* start DATASET ENTRIES *
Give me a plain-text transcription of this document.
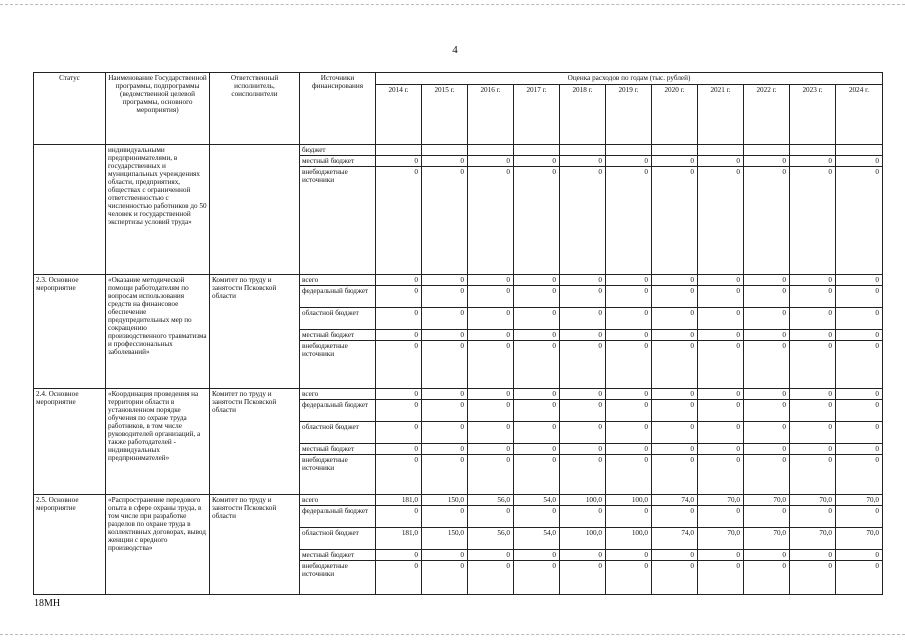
4
Статус	Наименование Государственной программы, подпрограммы (ведомственной целевой программы, основного мероприятия)	Ответственный исполнитель, соисполнители	Источники финансирования	Оценка расходов по годам (тыс. рублей)										
				2014 г.	2015 г.	2016 г.	2017 г.	2018 г.	2019 г.	2020 г.	2021 г.	2022 г.	2023 г.	2024 г.
	индивидуальными предпринимателями, в государственных и муниципальных учреждениях области, предприятиях, обществах с ограниченной ответственностью с численностью работников до 50 человек и государственной экспертизы условий труда»		бюджет											
			местный бюджет	0	0	0	0	0	0	0	0	0	0	0
			внебюджетные источники	0	0	0	0	0	0	0	0	0	0	0
2.3. Основное мероприятие	«Оказание методической помощи работодателям по вопросам использования средств на финансовое обеспечение предупредительных мер по сокращению производственного травматизма и профессиональных заболеваний»	Комитет по труду и занятости Псковской области	всего	0	0	0	0	0	0	0	0	0	0	0
			федеральный бюджет	0	0	0	0	0	0	0	0	0	0	0
			областной бюджет	0	0	0	0	0	0	0	0	0	0	0
			местный бюджет	0	0	0	0	0	0	0	0	0	0	0
			внебюджетные источники	0	0	0	0	0	0	0	0	0	0	0
2.4. Основное мероприятие	«Координация проведения на территории области в установленном порядке обучения по охране труда работников, в том числе руководителей организаций, а также работодателей - индивидуальных предпринимателей»	Комитет по труду и занятости Псковской области	всего	0	0	0	0	0	0	0	0	0	0	0
			федеральный бюджет	0	0	0	0	0	0	0	0	0	0	0
			областной бюджет	0	0	0	0	0	0	0	0	0	0	0
			местный бюджет	0	0	0	0	0	0	0	0	0	0	0
			внебюджетные источники	0	0	0	0	0	0	0	0	0	0	0
2.5. Основное мероприятие	«Распространение передового опыта в сфере охраны труда, в том числе при разработке разделов по охране труда в коллективных договорах, вывод женщин с вредного производства»	Комитет по труду и занятости Псковской области	всего	181,0	150,0	56,0	54,0	100,0	100,0	74,0	70,0	70,0	70,0	70,0
			федеральный бюджет	0	0	0	0	0	0	0	0	0	0	0
			областной бюджет	181,0	150,0	56,0	54,0	100,0	100,0	74,0	70,0	70,0	70,0	70,0
			местный бюджет	0	0	0	0	0	0	0	0	0	0	0
			внебюджетные источники	0	0	0	0	0	0	0	0	0	0	0
18МН
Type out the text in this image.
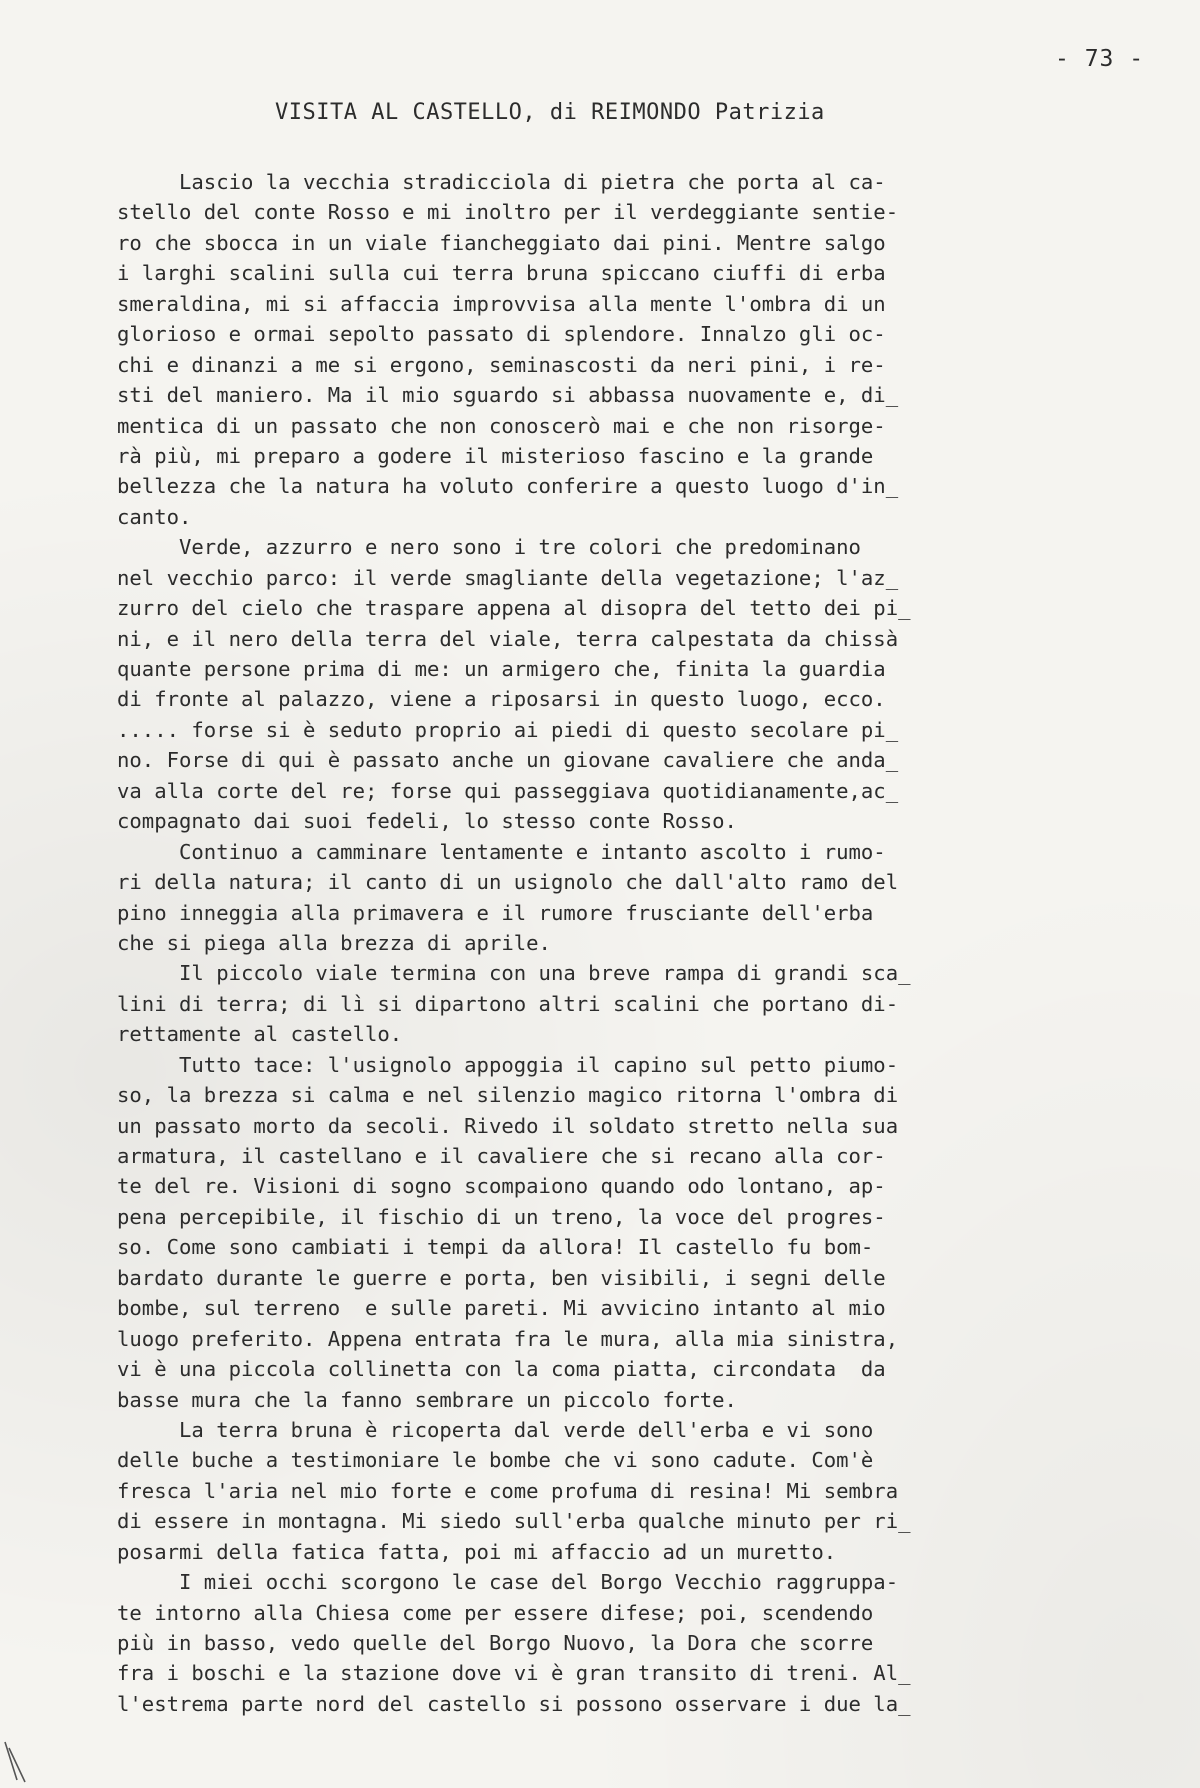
- 73 -
VISITA AL CASTELLO, di REIMONDO Patrizia
Lascio la vecchia stradicciola di pietra che porta al ca-
stello del conte Rosso e mi inoltro per il verdeggiante sentie-
ro che sbocca in un viale fiancheggiato dai pini. Mentre salgo
i larghi scalini sulla cui terra bruna spiccano ciuffi di erba
smeraldina, mi si affaccia improvvisa alla mente l'ombra di un
glorioso e ormai sepolto passato di splendore. Innalzo gli oc-
chi e dinanzi a me si ergono, seminascosti da neri pini, i re-
sti del maniero. Ma il mio sguardo si abbassa nuovamente e, di_
mentica di un passato che non conoscerò mai e che non risorge-
rà più, mi preparo a godere il misterioso fascino e la grande
bellezza che la natura ha voluto conferire a questo luogo d'in_
canto.
Verde, azzurro e nero sono i tre colori che predominano
nel vecchio parco: il verde smagliante della vegetazione; l'az_
zurro del cielo che traspare appena al disopra del tetto dei pi_
ni, e il nero della terra del viale, terra calpestata da chissà
quante persone prima di me: un armigero che, finita la guardia
di fronte al palazzo, viene a riposarsi in questo luogo, ecco.
..... forse si è seduto proprio ai piedi di questo secolare pi_
no. Forse di qui è passato anche un giovane cavaliere che anda_
va alla corte del re; forse qui passeggiava quotidianamente,ac_
compagnato dai suoi fedeli, lo stesso conte Rosso.
Continuo a camminare lentamente e intanto ascolto i rumo-
ri della natura; il canto di un usignolo che dall'alto ramo del
pino inneggia alla primavera e il rumore frusciante dell'erba
che si piega alla brezza di aprile.
Il piccolo viale termina con una breve rampa di grandi sca_
lini di terra; di lì si dipartono altri scalini che portano di-
rettamente al castello.
Tutto tace: l'usignolo appoggia il capino sul petto piumo-
so, la brezza si calma e nel silenzio magico ritorna l'ombra di
un passato morto da secoli. Rivedo il soldato stretto nella sua
armatura, il castellano e il cavaliere che si recano alla cor-
te del re. Visioni di sogno scompaiono quando odo lontano, ap-
pena percepibile, il fischio di un treno, la voce del progres-
so. Come sono cambiati i tempi da allora! Il castello fu bom-
bardato durante le guerre e porta, ben visibili, i segni delle
bombe, sul terreno  e sulle pareti. Mi avvicino intanto al mio
luogo preferito. Appena entrata fra le mura, alla mia sinistra,
vi è una piccola collinetta con la coma piatta, circondata  da
basse mura che la fanno sembrare un piccolo forte.
La terra bruna è ricoperta dal verde dell'erba e vi sono
delle buche a testimoniare le bombe che vi sono cadute. Com'è
fresca l'aria nel mio forte e come profuma di resina! Mi sembra
di essere in montagna. Mi siedo sull'erba qualche minuto per ri_
posarmi della fatica fatta, poi mi affaccio ad un muretto.
I miei occhi scorgono le case del Borgo Vecchio raggruppa-
te intorno alla Chiesa come per essere difese; poi, scendendo
più in basso, vedo quelle del Borgo Nuovo, la Dora che scorre
fra i boschi e la stazione dove vi è gran transito di treni. Al_
l'estrema parte nord del castello si possono osservare i due la_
* end DATASET ENTRIES *
• **WRITTEN PROBLEM**: Gather all lines of the records that include the word "della".

• **SOLUTION FOR THIS TASK**:
nel vecchio parco: il verde smagliante della vegetazione; l'az_
ni, e il nero della terra del viale, terra calpestata da chissà
ri della natura; il canto di un usignolo che dall'alto ramo del
posarmi della fatica fatta, poi mi affaccio ad un muretto.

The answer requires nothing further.